## What you are asked to do
Drop the images; return everything else in the listing below exactly.

[Stored data entries]
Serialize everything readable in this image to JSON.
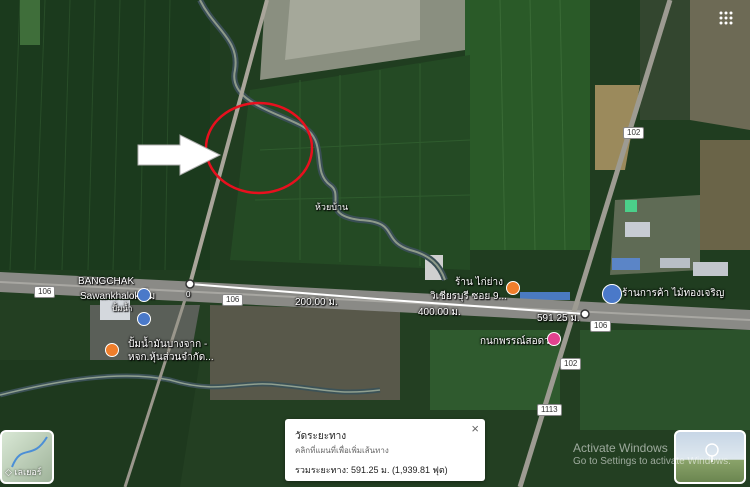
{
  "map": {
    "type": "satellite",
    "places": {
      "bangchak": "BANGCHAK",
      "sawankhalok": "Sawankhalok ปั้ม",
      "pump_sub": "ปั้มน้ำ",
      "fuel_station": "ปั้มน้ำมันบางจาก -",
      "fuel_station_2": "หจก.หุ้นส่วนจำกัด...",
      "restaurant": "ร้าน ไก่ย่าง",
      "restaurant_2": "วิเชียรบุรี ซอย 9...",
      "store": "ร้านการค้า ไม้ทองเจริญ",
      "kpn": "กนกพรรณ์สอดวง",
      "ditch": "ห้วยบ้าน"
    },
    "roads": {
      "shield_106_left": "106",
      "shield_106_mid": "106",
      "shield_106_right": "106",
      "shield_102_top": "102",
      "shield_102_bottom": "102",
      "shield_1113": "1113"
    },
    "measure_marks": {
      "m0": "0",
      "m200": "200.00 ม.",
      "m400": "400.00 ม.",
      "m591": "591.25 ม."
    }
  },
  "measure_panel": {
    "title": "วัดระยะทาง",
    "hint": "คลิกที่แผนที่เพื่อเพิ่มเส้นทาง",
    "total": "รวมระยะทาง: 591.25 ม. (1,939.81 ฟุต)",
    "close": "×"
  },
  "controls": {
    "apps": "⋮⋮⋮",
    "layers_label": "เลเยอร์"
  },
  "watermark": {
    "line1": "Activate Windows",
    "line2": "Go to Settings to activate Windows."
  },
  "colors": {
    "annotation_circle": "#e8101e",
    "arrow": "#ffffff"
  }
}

## Solution
Serialize everything readable in this image to JSON.
{
  "map": {
    "type": "satellite",
    "places": {
      "bangchak": "BANGCHAK",
      "sawankhalok": "Sawankhalok ปั้ม",
      "pump_sub": "ปั้มน้ำ",
      "fuel_station": "ปั้มน้ำมันบางจาก -",
      "fuel_station_2": "หจก.หุ้นส่วนจำกัด...",
      "restaurant": "ร้าน ไก่ย่าง",
      "restaurant_2": "วิเชียรบุรี ซอย 9...",
      "store": "ร้านการค้า ไม้ทองเจริญ",
      "kpn": "กนกพรรณ์สอดวง",
      "ditch": "ห้วยบ้าน"
    },
    "roads": {
      "shield_106_left": "106",
      "shield_106_mid": "106",
      "shield_106_right": "106",
      "shield_102_top": "102",
      "shield_102_bottom": "102",
      "shield_1113": "1113"
    },
    "measure_marks": {
      "m0": "0",
      "m200": "200.00 ม.",
      "m400": "400.00 ม.",
      "m591": "591.25 ม."
    }
  },
  "measure_panel": {
    "title": "วัดระยะทาง",
    "hint": "คลิกที่แผนที่เพื่อเพิ่มเส้นทาง",
    "total": "รวมระยะทาง: 591.25 ม. (1,939.81 ฟุต)",
    "close": "×"
  },
  "controls": {
    "apps": "⋮⋮⋮",
    "layers_label": "เลเยอร์"
  },
  "watermark": {
    "line1": "Activate Windows",
    "line2": "Go to Settings to activate Windows."
  },
  "colors": {
    "annotation_circle": "#e8101e",
    "arrow": "#ffffff"
  }
}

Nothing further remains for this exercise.